_WHAT IS NEEDED_: Exactly as they appear, output all of the records. Skip any images.

Stored records:

----------

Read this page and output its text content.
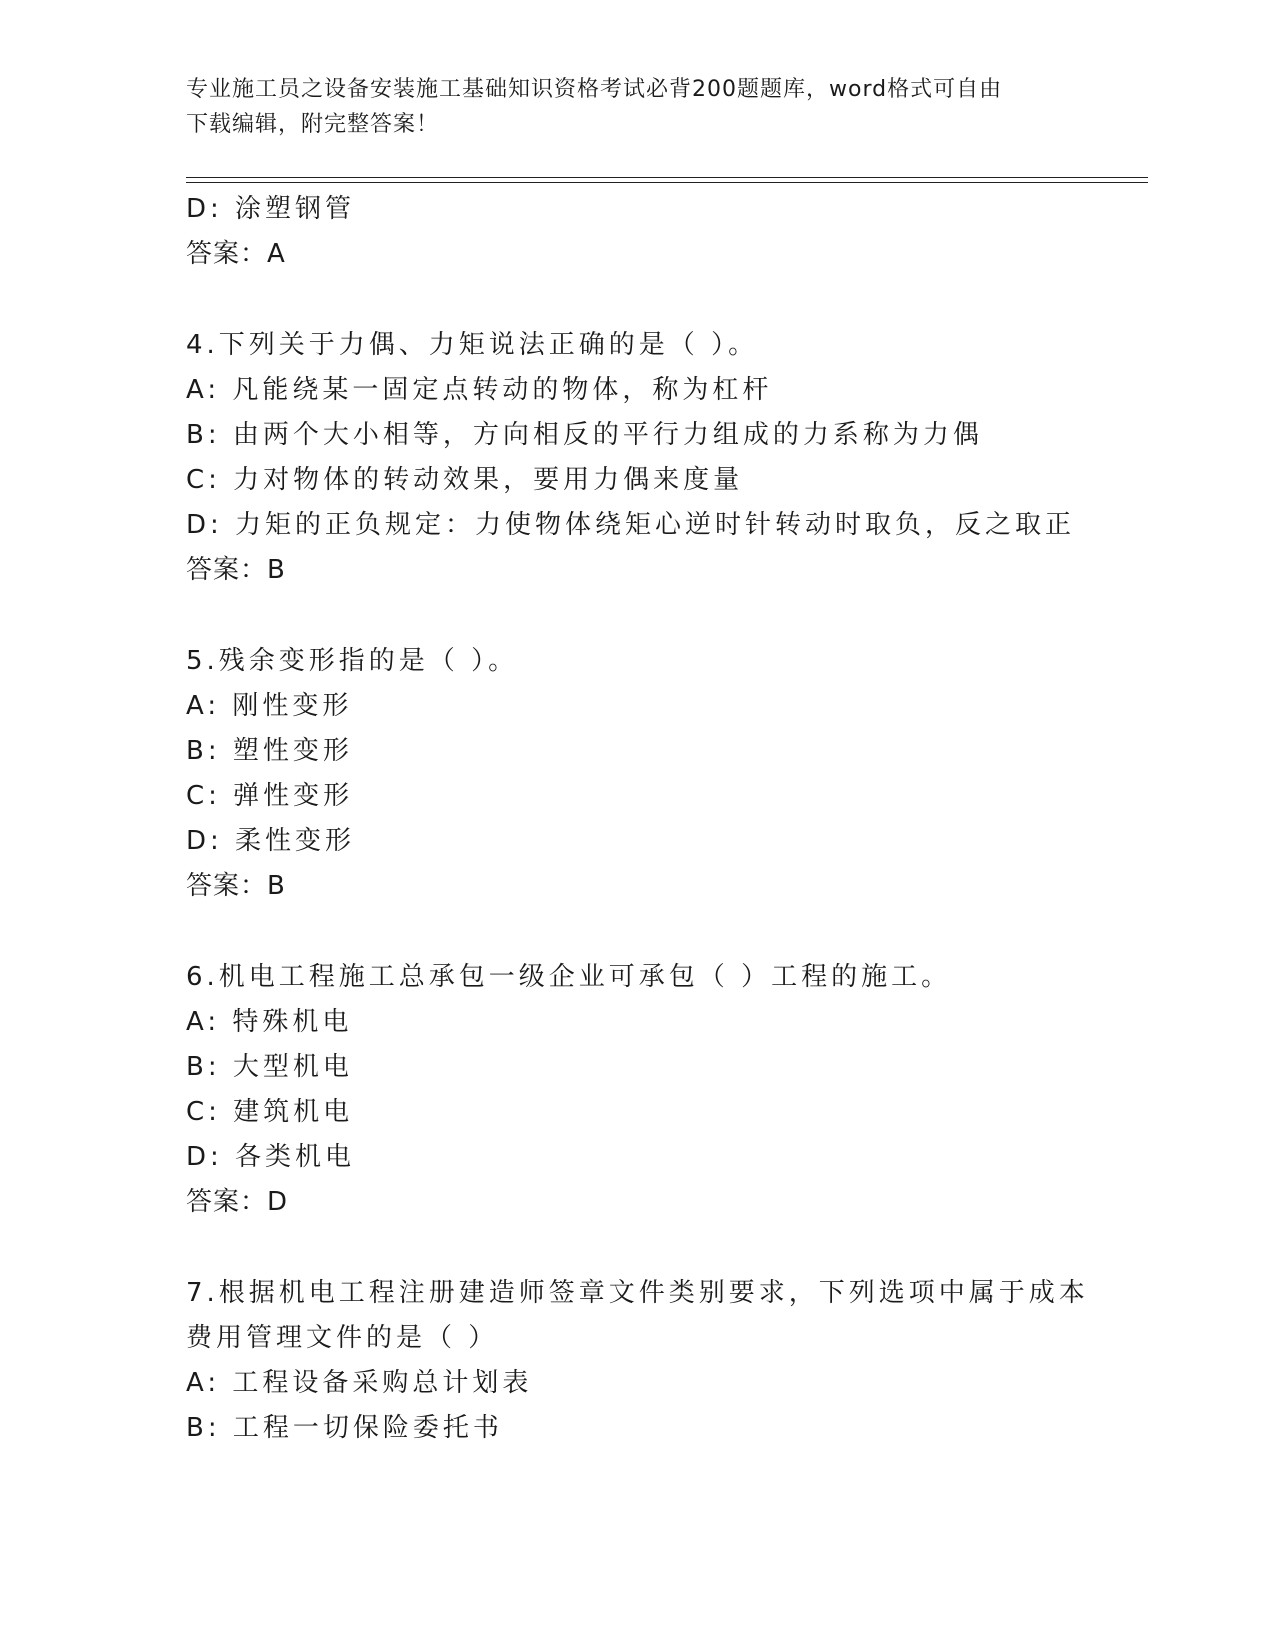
专业施工员之设备安装施工基础知识资格考试必背200题题库，word格式可自由
下载编辑，附完整答案！
D: 涂塑钢管
答案：A
4.下列关于力偶、力矩说法正确的是（ ）。
A: 凡能绕某一固定点转动的物体，称为杠杆
B: 由两个大小相等，方向相反的平行力组成的力系称为力偶
C: 力对物体的转动效果，要用力偶来度量
D: 力矩的正负规定：力使物体绕矩心逆时针转动时取负，反之取正
答案：B
5.残余变形指的是（ ）。
A: 刚性变形
B: 塑性变形
C: 弹性变形
D: 柔性变形
答案：B
6.机电工程施工总承包一级企业可承包（ ）工程的施工。
A: 特殊机电
B: 大型机电
C: 建筑机电
D: 各类机电
答案：D
7.根据机电工程注册建造师签章文件类别要求，下列选项中属于成本
费用管理文件的是（ ）
A: 工程设备采购总计划表
B: 工程一切保险委托书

----------

_SOLUTION FOR THIS PROBLEM_:
Read this page and output its text content.
专业施工员之设备安装施工基础知识资格考试必背200题题库，word格式可自由
下载编辑，附完整答案！
D: 涂塑钢管
答案：A
4.下列关于力偶、力矩说法正确的是（ ）。
A: 凡能绕某一固定点转动的物体，称为杠杆
B: 由两个大小相等，方向相反的平行力组成的力系称为力偶
C: 力对物体的转动效果，要用力偶来度量
D: 力矩的正负规定：力使物体绕矩心逆时针转动时取负，反之取正
答案：B
5.残余变形指的是（ ）。
A: 刚性变形
B: 塑性变形
C: 弹性变形
D: 柔性变形
答案：B
6.机电工程施工总承包一级企业可承包（ ）工程的施工。
A: 特殊机电
B: 大型机电
C: 建筑机电
D: 各类机电
答案：D
7.根据机电工程注册建造师签章文件类别要求，下列选项中属于成本
费用管理文件的是（ ）
A: 工程设备采购总计划表
B: 工程一切保险委托书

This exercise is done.